begin MATERIAL PROVIDED

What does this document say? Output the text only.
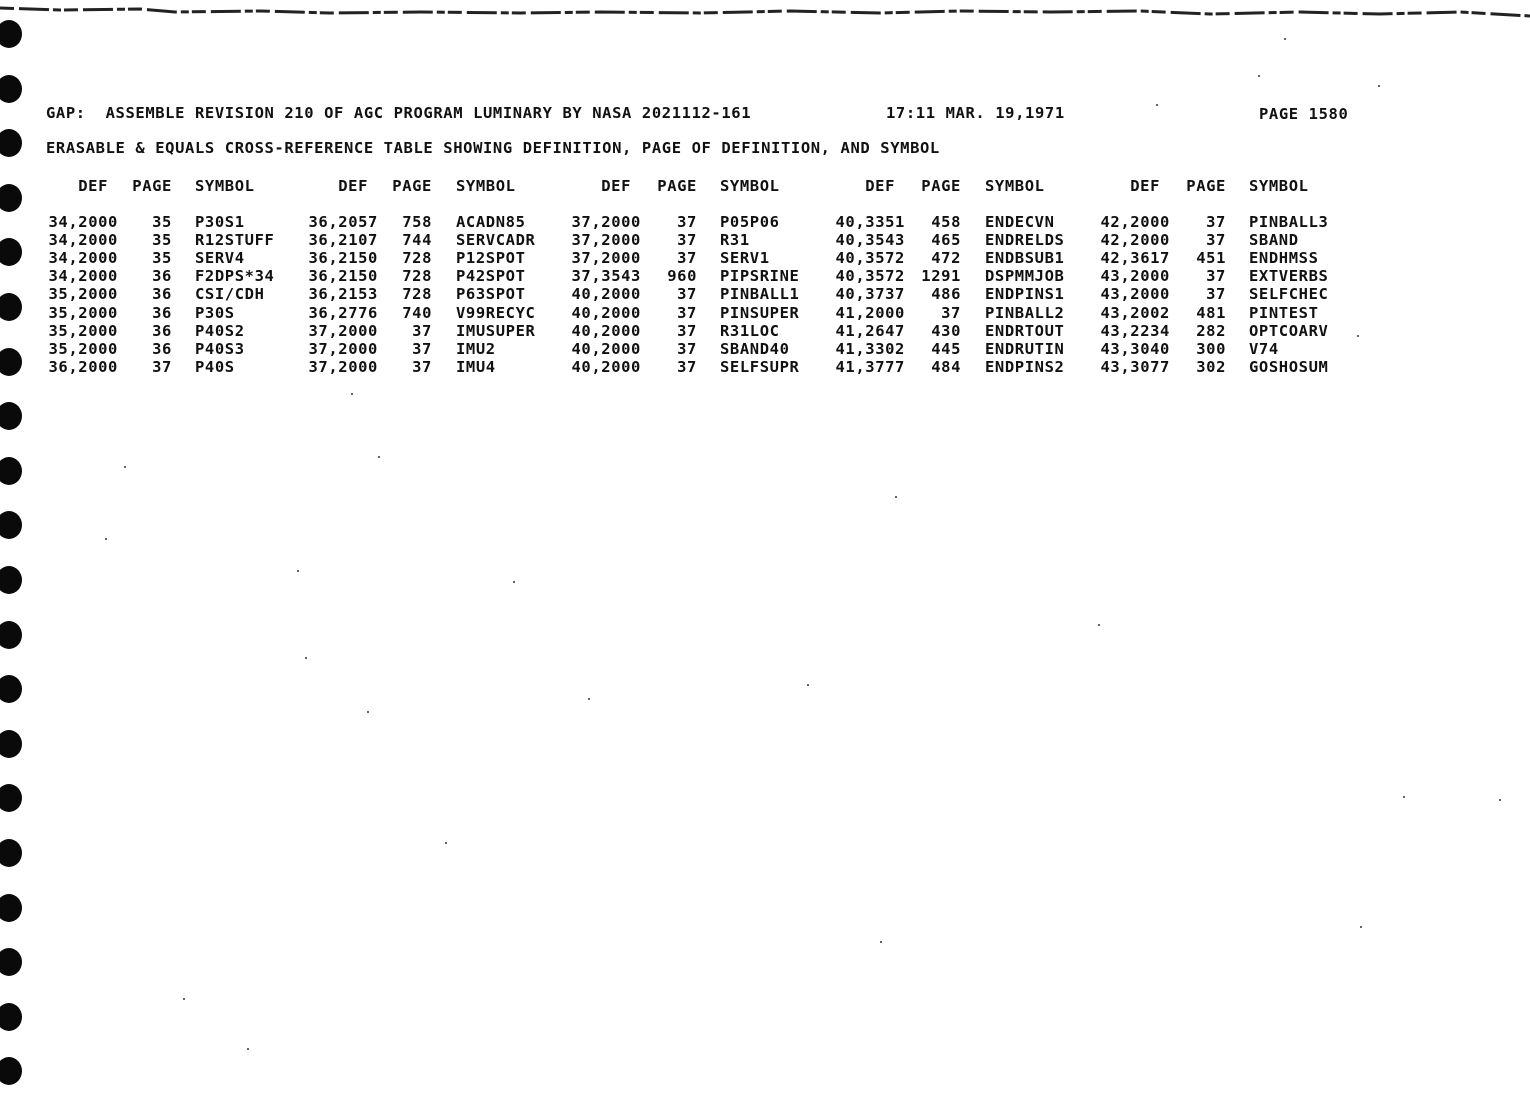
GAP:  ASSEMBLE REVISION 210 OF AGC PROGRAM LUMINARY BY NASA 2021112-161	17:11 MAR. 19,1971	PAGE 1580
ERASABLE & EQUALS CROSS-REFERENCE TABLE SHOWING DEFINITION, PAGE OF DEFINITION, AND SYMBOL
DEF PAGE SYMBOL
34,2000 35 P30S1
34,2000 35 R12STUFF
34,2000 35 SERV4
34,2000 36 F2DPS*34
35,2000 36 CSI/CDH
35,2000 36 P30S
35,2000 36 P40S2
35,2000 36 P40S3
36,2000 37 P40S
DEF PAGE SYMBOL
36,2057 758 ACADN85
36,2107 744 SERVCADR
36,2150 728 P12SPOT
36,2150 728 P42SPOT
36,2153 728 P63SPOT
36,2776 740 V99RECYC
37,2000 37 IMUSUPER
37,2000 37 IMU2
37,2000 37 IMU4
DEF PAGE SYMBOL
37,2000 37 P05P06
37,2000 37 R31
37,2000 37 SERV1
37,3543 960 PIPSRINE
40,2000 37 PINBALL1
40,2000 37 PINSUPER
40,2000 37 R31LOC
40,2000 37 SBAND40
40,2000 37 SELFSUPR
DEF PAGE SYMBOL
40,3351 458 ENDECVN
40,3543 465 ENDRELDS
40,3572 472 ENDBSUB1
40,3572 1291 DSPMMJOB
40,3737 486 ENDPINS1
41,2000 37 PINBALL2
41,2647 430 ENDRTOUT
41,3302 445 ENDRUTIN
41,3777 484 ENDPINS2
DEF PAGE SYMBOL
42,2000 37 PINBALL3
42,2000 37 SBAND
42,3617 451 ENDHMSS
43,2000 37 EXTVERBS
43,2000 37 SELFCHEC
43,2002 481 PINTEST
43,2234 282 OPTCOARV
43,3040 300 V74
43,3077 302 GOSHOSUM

end MATERIAL PROVIDED

§ EXERCISE REQUIREMENTS
Leave the pictures out and output the rest of the listing exactly.

§ SOLUTION BELOW
What does this document say? Output the text only.
GAP:  ASSEMBLE REVISION 210 OF AGC PROGRAM LUMINARY BY NASA 2021112-161	17:11 MAR. 19,1971	PAGE 1580
ERASABLE & EQUALS CROSS-REFERENCE TABLE SHOWING DEFINITION, PAGE OF DEFINITION, AND SYMBOL
DEF PAGE SYMBOL
34,2000 35 P30S1
34,2000 35 R12STUFF
34,2000 35 SERV4
34,2000 36 F2DPS*34
35,2000 36 CSI/CDH
35,2000 36 P30S
35,2000 36 P40S2
35,2000 36 P40S3
36,2000 37 P40S
DEF PAGE SYMBOL
36,2057 758 ACADN85
36,2107 744 SERVCADR
36,2150 728 P12SPOT
36,2150 728 P42SPOT
36,2153 728 P63SPOT
36,2776 740 V99RECYC
37,2000 37 IMUSUPER
37,2000 37 IMU2
37,2000 37 IMU4
DEF PAGE SYMBOL
37,2000 37 P05P06
37,2000 37 R31
37,2000 37 SERV1
37,3543 960 PIPSRINE
40,2000 37 PINBALL1
40,2000 37 PINSUPER
40,2000 37 R31LOC
40,2000 37 SBAND40
40,2000 37 SELFSUPR
DEF PAGE SYMBOL
40,3351 458 ENDECVN
40,3543 465 ENDRELDS
40,3572 472 ENDBSUB1
40,3572 1291 DSPMMJOB
40,3737 486 ENDPINS1
41,2000 37 PINBALL2
41,2647 430 ENDRTOUT
41,3302 445 ENDRUTIN
41,3777 484 ENDPINS2
DEF PAGE SYMBOL
42,2000 37 PINBALL3
42,2000 37 SBAND
42,3617 451 ENDHMSS
43,2000 37 EXTVERBS
43,2000 37 SELFCHEC
43,2002 481 PINTEST
43,2234 282 OPTCOARV
43,3040 300 V74
43,3077 302 GOSHOSUM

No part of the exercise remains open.